> _Task to carry out_
Pick out the lines containing "Hispanic".

□ □ □

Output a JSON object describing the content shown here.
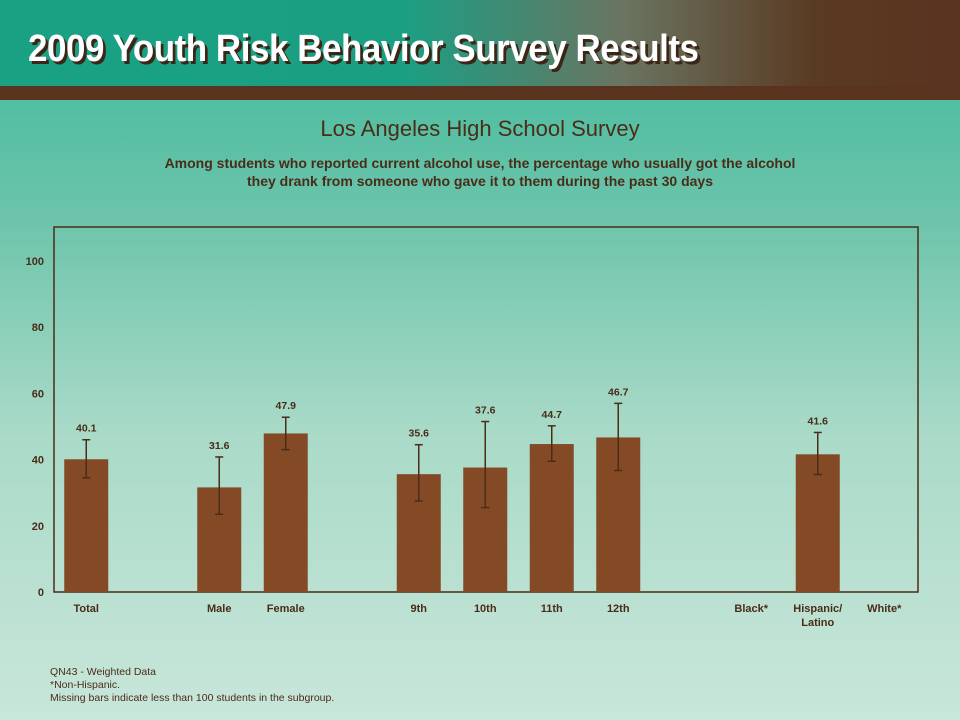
{
  "banner": {
    "title": "2009 Youth Risk Behavior Survey Results"
  },
  "colors": {
    "bar": "#844a26",
    "error_bar": "#4a2c18",
    "axis_text": "#4a2c18"
  },
  "chart_data": {
    "type": "bar",
    "title": "Los Angeles High School Survey",
    "subtitle": "Among students who reported current alcohol use, the percentage who usually got the alcohol they drank from someone who gave it to them during the past 30 days",
    "xlabel": "",
    "ylabel": "",
    "ylim": [
      0,
      110
    ],
    "yticks": [
      0,
      20,
      40,
      60,
      80,
      100
    ],
    "grid": false,
    "categories": [
      {
        "label": "Total",
        "value": 40.1,
        "ci": [
          34.5,
          46.0
        ]
      },
      {
        "label": "",
        "value": null,
        "ci": null
      },
      {
        "label": "Male",
        "value": 31.6,
        "ci": [
          23.5,
          40.8
        ]
      },
      {
        "label": "Female",
        "value": 47.9,
        "ci": [
          43.0,
          52.8
        ]
      },
      {
        "label": "",
        "value": null,
        "ci": null
      },
      {
        "label": "9th",
        "value": 35.6,
        "ci": [
          27.5,
          44.5
        ]
      },
      {
        "label": "10th",
        "value": 37.6,
        "ci": [
          25.5,
          51.5
        ]
      },
      {
        "label": "11th",
        "value": 44.7,
        "ci": [
          39.5,
          50.2
        ]
      },
      {
        "label": "12th",
        "value": 46.7,
        "ci": [
          36.7,
          57.0
        ]
      },
      {
        "label": "",
        "value": null,
        "ci": null
      },
      {
        "label": "Black*",
        "value": null,
        "ci": null
      },
      {
        "label": "Hispanic/\nLatino",
        "value": 41.6,
        "ci": [
          35.5,
          48.2
        ]
      },
      {
        "label": "White*",
        "value": null,
        "ci": null
      }
    ]
  },
  "footnotes": {
    "line1": "QN43 - Weighted Data",
    "line2": "*Non-Hispanic.",
    "line3": "Missing bars indicate less than 100 students in the subgroup."
  }
}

□ □ □

> _Solution to the problem_
        "label": "Hispanic/\nLatino",
    "line2": "*Non-Hispanic.",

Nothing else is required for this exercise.